With Microsoft SQL Server, client communication with a server supports primarily two components which include the following:
• Network Protocol on the Client and Server
• SQL Server Native Client (SNAC)—This is a new technology introduced in SQL Server 2005 which combines the functions of OLEDB and ODBC for SQL Server into one native library. The native client supports Net-libraries and TDS (Tabular Data stream) endpoints for multiple protocols in SQL Server. TDS is the internal client/server data transfer protocol in SQL Server.
SNAC is loaded with the installation of SQL Server 2005 and does not require a separate install. It can be installed separately on machines which do not have SQL Server installed, but requires SQL Server access.

Figure 3: Comparing the network components of Oracle and SQL Server
SNAC configuration can also be performed after the installation of SQL Server using the SQL Server Configuration Manager.
SQL Server Security Model
Whether you are trying to map your Oracle skills and knowledge to SQL Server or trying to migrate Oracle applications to Microsoft SQL Server 2005, it is important to understand how SQL Server implements database security and roles. This section describes SQL Server’s security architecture and features and maps them to Oracle equivalents where appropriate.
Network Security
Microsoft SQL Server 2005 can use Secure Sockets Layer (SSL) to encrypt data transmitted across a network between an instance of SQL Server and a client application. The SSL encryption is performed within the SQL Native Client Net-Library and applies to all inter-computer protocols supported by SQL Server 2005.
SSL encryption works with instances of SQL Server running on a computer that has been assigned a certificate from a public certification authority. The computer on which the application is running must be configured to trust the certificate’s root authority. (Encryption with a self-signed certificate is possible and described in the next section, but a self-signed certificate offers only limited protection.)

◆ **STATED TASK 1**
Reproduce the records from their first line through the line containing "legend: F15 [1759, 947, 2047, 1051]", including both of those lines.
◆ **STATED TASK 2**
Write a continuation of the passage on SQL Server client communication and security, starting after its final sentence.
The text and the records that follow it were drawn from unrelated sources.

◆ **WORKING DATA**

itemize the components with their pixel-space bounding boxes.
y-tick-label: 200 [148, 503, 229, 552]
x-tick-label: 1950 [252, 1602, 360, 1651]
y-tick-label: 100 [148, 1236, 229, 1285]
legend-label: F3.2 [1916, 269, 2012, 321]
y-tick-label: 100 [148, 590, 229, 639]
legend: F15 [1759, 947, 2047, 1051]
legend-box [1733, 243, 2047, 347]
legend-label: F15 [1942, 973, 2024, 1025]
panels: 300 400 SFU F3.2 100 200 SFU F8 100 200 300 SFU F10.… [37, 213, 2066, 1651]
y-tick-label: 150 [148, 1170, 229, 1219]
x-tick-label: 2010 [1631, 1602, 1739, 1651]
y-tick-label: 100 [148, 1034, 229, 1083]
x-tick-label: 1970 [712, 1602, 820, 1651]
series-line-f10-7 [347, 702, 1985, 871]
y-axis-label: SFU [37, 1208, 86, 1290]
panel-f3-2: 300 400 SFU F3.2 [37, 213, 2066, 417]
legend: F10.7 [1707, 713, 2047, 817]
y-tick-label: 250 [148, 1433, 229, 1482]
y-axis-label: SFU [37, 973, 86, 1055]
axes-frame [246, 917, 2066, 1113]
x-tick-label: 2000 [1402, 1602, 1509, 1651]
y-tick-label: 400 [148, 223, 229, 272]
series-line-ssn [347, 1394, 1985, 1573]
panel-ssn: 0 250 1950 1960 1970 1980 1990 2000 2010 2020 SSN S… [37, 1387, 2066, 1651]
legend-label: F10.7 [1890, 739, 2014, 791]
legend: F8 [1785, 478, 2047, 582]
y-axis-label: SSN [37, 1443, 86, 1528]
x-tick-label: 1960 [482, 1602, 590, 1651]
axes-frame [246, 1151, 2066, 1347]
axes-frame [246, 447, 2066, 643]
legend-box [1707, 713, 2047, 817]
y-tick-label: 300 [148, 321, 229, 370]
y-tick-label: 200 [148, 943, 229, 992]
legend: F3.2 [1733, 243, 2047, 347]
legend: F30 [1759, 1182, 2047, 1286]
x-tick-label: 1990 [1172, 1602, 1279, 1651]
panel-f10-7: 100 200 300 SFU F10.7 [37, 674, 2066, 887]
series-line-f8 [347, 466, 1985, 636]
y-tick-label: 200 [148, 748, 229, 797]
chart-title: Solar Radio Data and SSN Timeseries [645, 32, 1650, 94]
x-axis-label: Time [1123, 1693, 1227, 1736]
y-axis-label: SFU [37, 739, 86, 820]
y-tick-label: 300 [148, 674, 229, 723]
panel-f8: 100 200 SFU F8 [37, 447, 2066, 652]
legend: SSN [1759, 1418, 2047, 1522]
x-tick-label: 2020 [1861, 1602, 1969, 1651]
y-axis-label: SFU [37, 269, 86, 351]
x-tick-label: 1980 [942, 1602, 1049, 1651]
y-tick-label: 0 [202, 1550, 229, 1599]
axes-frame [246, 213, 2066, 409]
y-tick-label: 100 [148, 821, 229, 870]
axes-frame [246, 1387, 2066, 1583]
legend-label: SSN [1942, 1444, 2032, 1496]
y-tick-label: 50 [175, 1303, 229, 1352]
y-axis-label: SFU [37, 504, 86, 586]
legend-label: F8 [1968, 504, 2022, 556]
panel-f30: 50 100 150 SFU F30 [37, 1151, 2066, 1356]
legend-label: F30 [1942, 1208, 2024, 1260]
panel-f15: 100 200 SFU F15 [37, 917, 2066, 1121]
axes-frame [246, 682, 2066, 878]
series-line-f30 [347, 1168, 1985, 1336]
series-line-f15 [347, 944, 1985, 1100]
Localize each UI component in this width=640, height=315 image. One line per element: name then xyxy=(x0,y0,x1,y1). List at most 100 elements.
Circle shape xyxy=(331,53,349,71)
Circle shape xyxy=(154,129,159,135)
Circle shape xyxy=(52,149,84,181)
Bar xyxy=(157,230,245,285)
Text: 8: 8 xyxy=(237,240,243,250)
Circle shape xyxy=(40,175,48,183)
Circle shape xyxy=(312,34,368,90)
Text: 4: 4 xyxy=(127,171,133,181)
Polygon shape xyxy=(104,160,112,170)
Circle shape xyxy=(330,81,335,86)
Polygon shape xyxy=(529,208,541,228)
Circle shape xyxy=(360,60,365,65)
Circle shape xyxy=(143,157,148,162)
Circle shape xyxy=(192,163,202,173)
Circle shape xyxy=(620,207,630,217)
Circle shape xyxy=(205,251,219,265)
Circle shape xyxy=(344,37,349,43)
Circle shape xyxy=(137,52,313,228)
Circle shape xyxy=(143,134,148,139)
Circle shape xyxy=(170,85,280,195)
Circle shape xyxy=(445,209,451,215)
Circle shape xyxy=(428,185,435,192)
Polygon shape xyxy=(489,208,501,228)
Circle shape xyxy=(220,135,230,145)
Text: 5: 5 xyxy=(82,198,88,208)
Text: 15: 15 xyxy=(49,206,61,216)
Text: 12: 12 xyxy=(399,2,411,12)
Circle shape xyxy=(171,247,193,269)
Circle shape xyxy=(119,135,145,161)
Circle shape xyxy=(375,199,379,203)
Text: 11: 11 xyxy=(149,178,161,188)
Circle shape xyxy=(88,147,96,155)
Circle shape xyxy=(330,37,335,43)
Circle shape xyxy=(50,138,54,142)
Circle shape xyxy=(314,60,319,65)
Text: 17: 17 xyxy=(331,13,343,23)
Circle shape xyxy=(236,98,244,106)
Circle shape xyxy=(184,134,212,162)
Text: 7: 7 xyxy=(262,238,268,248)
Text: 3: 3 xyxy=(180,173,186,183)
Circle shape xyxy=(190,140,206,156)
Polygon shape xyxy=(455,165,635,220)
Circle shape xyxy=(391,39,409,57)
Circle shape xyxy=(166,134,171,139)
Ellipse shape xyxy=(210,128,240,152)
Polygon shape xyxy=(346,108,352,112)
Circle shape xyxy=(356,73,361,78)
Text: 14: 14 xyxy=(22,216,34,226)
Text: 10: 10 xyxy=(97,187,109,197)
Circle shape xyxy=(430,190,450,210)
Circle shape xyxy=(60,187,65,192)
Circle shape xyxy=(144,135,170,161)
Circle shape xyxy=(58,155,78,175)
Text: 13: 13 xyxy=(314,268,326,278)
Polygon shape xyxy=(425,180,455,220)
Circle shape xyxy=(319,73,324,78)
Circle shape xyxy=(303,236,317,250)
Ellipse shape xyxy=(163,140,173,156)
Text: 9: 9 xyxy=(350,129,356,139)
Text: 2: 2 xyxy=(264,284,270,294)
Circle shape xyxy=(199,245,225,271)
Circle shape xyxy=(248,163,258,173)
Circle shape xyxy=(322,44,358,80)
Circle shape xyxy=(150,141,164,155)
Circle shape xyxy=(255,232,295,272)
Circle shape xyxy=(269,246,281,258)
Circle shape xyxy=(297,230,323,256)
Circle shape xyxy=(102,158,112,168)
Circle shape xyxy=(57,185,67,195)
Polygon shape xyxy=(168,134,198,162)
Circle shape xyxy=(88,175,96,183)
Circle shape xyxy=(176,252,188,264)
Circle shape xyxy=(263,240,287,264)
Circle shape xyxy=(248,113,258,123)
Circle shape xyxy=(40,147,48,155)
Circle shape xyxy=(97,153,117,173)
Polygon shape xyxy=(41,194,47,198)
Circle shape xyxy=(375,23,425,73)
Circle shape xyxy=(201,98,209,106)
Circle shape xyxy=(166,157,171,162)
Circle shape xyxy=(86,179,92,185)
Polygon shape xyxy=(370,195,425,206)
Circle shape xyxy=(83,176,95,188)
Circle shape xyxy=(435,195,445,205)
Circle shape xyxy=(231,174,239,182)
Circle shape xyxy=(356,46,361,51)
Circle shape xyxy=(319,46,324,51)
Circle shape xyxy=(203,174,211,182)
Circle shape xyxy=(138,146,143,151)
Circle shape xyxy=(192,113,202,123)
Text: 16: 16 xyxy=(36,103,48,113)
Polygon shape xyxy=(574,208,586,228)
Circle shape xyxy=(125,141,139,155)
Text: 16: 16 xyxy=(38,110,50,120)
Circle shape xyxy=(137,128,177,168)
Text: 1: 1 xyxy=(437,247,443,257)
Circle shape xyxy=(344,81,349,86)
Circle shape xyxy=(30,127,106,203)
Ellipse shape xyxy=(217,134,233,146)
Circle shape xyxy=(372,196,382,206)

◆ **ANSWER 1**
itemize the components with their pixel-space bounding boxes.
y-tick-label: 200 [148, 503, 229, 552]
x-tick-label: 1950 [252, 1602, 360, 1651]
y-tick-label: 100 [148, 1236, 229, 1285]
legend-label: F3.2 [1916, 269, 2012, 321]
y-tick-label: 100 [148, 590, 229, 639]
legend: F15 [1759, 947, 2047, 1051]

◆ **ANSWER 2**
The Net-Library encryption is implemented using the Secure Sockets Layer API. The level of encryption, 40-bit or 128-bit, depends on the version of the Microsoft Windows operating system that is running on the application and database computers.
Login Accounts
A login account allows a user to access a SQL Server Instance and its administrative options. It allows connection to the instance but does not carry data access privileges. A login account is typically mapped to a database user name. Accessing data and/or administration functions are controlled via user names.
There is a guest login account that allows users to log in to SQL Server and only view databases that allow guest access. However, inline with security best practices, the guest account is not set up by default and must be created manually if needed.
Database User Name
Each Windows account or SQL Server login must be associated with a user name in each database that the user is authorized to access, or the database must have guest access enabled. Database user names are defined by members of the db_owner (database owner) or db_accessadmin (databases access administrator) fixed database role, and are stored in the sys.database_principals table found in each database.
SQL Server 2005 supports two types of login names which are managed and authenticated using different methods; Windows authentication and SQL Server authentication.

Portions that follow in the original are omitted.